▶ _What you will do_:
Copy out the entries verbatim, starting at the line that contains "maximize-icon xyxy=(1158,16,1170,28)" and ending at the line that contains "y-tick-label: 250 xyxy=(121,292,150,310)", both included.

▶ _Entries_:
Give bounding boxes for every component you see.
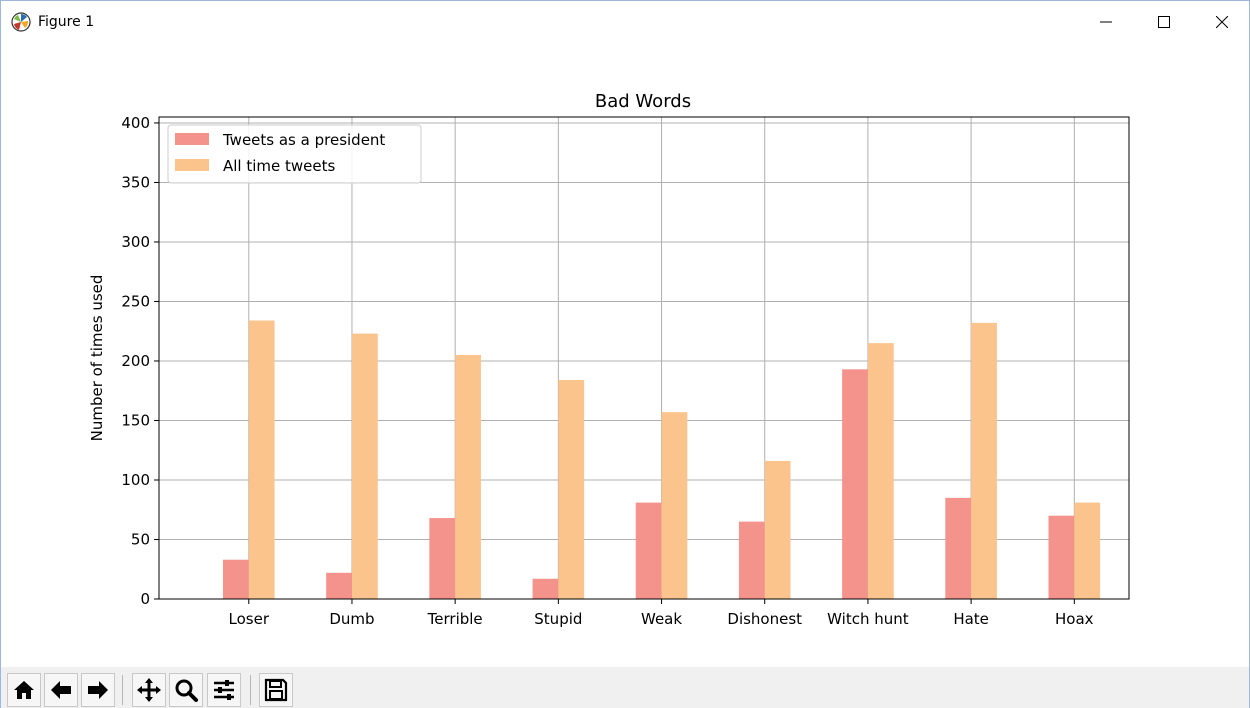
maximize-icon xyxy=(1158,16,1170,28)
y-tick-label: 300 xyxy=(121,233,150,251)
y-tick-label: 50 xyxy=(131,530,150,548)
bar-president xyxy=(532,578,559,599)
legend-swatch-president xyxy=(175,133,209,145)
legend-swatch-all-time xyxy=(175,159,209,171)
home-icon xyxy=(14,681,34,699)
y-tick-label: 350 xyxy=(121,173,150,191)
matplotlib-logo-icon xyxy=(11,12,31,32)
legend-label-president: Tweets as a president xyxy=(222,131,385,149)
y-tick-label: 250 xyxy=(121,292,150,310)
pan-button[interactable] xyxy=(132,673,166,707)
home-button[interactable] xyxy=(7,673,41,707)
y-tick-label: 0 xyxy=(140,590,150,608)
bar-all-time xyxy=(661,412,688,599)
x-tick-label: Hate xyxy=(953,610,989,628)
legend: Tweets as a president All time tweets xyxy=(167,124,422,184)
bar-all-time xyxy=(867,343,894,599)
bar-all-time xyxy=(1074,502,1101,599)
bar-all-time xyxy=(764,460,791,599)
bar-president xyxy=(429,518,456,599)
y-tick-label: 200 xyxy=(121,352,150,370)
y-tick-label: 100 xyxy=(121,471,150,489)
toolbar-separator xyxy=(122,675,123,705)
navigation-toolbar xyxy=(1,667,1249,708)
close-button[interactable] xyxy=(1193,1,1250,43)
bar-all-time xyxy=(971,322,997,599)
bar-president xyxy=(635,502,662,599)
legend-label-all-time: All time tweets xyxy=(223,157,336,175)
y-axis-label: Number of times used xyxy=(88,275,106,442)
bar-all-time xyxy=(351,333,378,599)
axis-ticks: 0 50 100 150 200 250 300 350 400 Loser Dumb Terribl… xyxy=(121,114,1093,628)
window-title: Figure 1 xyxy=(38,14,95,30)
forward-button[interactable] xyxy=(81,673,115,707)
x-tick-label: Dishonest xyxy=(727,610,802,628)
zoom-button[interactable] xyxy=(169,673,203,707)
title-bar[interactable]: Figure 1 xyxy=(1,1,1249,43)
x-tick-label: Stupid xyxy=(534,610,582,628)
x-tick-label: Witch hunt xyxy=(827,610,909,628)
bar-chart: 0 50 100 150 200 250 300 350 400 Loser Dumb Terribl… xyxy=(88,91,1130,628)
minimize-button[interactable] xyxy=(1077,1,1135,43)
configure-subplots-button[interactable] xyxy=(207,673,241,707)
x-tick-label: Dumb xyxy=(329,610,374,628)
pan-icon xyxy=(137,678,161,702)
bar-president xyxy=(1048,515,1075,599)
y-tick-label: 400 xyxy=(121,114,150,132)
bar-president xyxy=(842,369,868,599)
legend-box xyxy=(167,124,422,184)
bar-president xyxy=(945,497,972,599)
zoom-icon xyxy=(175,679,198,702)
y-tick-label: 150 xyxy=(121,411,150,429)
figure-canvas[interactable]: 0 50 100 150 200 250 300 350 400 Loser Dumb Terribl… xyxy=(1,43,1249,667)
x-tick-label: Terrible xyxy=(427,610,483,628)
plot-frame xyxy=(158,116,1130,600)
forward-arrow-icon xyxy=(88,681,108,699)
configure-subplots-icon xyxy=(214,680,234,700)
close-icon xyxy=(1216,16,1228,28)
x-tick-label: Loser xyxy=(229,610,270,628)
minimize-icon xyxy=(1100,21,1112,23)
bar-president xyxy=(222,559,249,599)
bar-president xyxy=(326,572,352,599)
bar-all-time xyxy=(248,320,275,599)
save-button[interactable] xyxy=(259,673,293,707)
x-tick-label: Weak xyxy=(641,610,682,628)
x-tick-label: Hoax xyxy=(1055,610,1094,628)
bar-all-time xyxy=(558,380,585,599)
maximize-button[interactable] xyxy=(1135,1,1193,43)
back-button[interactable] xyxy=(44,673,78,707)
bar-all-time xyxy=(455,355,481,599)
toolbar-separator xyxy=(250,675,251,705)
back-arrow-icon xyxy=(51,681,71,699)
chart-title: Bad Words xyxy=(595,91,691,112)
bar-president xyxy=(738,521,765,599)
bars xyxy=(222,320,1101,599)
save-icon xyxy=(264,678,288,702)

▶ _Expected answer_:
maximize-icon xyxy=(1158,16,1170,28)
y-tick-label: 300 xyxy=(121,233,150,251)
y-tick-label: 50 xyxy=(131,530,150,548)
bar-president xyxy=(532,578,559,599)
legend-swatch-president xyxy=(175,133,209,145)
legend-swatch-all-time xyxy=(175,159,209,171)
home-icon xyxy=(14,681,34,699)
y-tick-label: 350 xyxy=(121,173,150,191)
matplotlib-logo-icon xyxy=(11,12,31,32)
legend-label-president: Tweets as a president xyxy=(222,131,385,149)
y-tick-label: 250 xyxy=(121,292,150,310)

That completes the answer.